Task to carry out » Write out the complete material exactly as it stands.

The input »
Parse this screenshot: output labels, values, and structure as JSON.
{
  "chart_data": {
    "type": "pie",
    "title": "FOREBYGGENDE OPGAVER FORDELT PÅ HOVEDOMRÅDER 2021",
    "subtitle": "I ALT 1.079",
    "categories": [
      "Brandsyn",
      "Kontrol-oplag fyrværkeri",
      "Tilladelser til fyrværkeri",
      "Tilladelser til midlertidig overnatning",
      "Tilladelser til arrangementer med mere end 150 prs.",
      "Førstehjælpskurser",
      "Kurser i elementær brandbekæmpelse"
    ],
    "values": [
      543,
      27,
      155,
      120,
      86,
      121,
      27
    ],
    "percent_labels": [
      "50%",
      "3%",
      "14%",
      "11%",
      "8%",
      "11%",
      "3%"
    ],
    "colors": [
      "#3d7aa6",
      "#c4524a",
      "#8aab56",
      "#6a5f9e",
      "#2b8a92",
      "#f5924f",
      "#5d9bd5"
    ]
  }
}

Final result »
Parse this screenshot: output labels, values, and structure as JSON.
{
  "chart_data": {
    "type": "pie",
    "title": "FOREBYGGENDE OPGAVER FORDELT PÅ HOVEDOMRÅDER 2021",
    "subtitle": "I ALT 1.079",
    "categories": [
      "Brandsyn",
      "Kontrol-oplag fyrværkeri",
      "Tilladelser til fyrværkeri",
      "Tilladelser til midlertidig overnatning",
      "Tilladelser til arrangementer med mere end 150 prs.",
      "Førstehjælpskurser",
      "Kurser i elementær brandbekæmpelse"
    ],
    "values": [
      543,
      27,
      155,
      120,
      86,
      121,
      27
    ],
    "percent_labels": [
      "50%",
      "3%",
      "14%",
      "11%",
      "8%",
      "11%",
      "3%"
    ],
    "colors": [
      "#3d7aa6",
      "#c4524a",
      "#8aab56",
      "#6a5f9e",
      "#2b8a92",
      "#f5924f",
      "#5d9bd5"
    ]
  }
}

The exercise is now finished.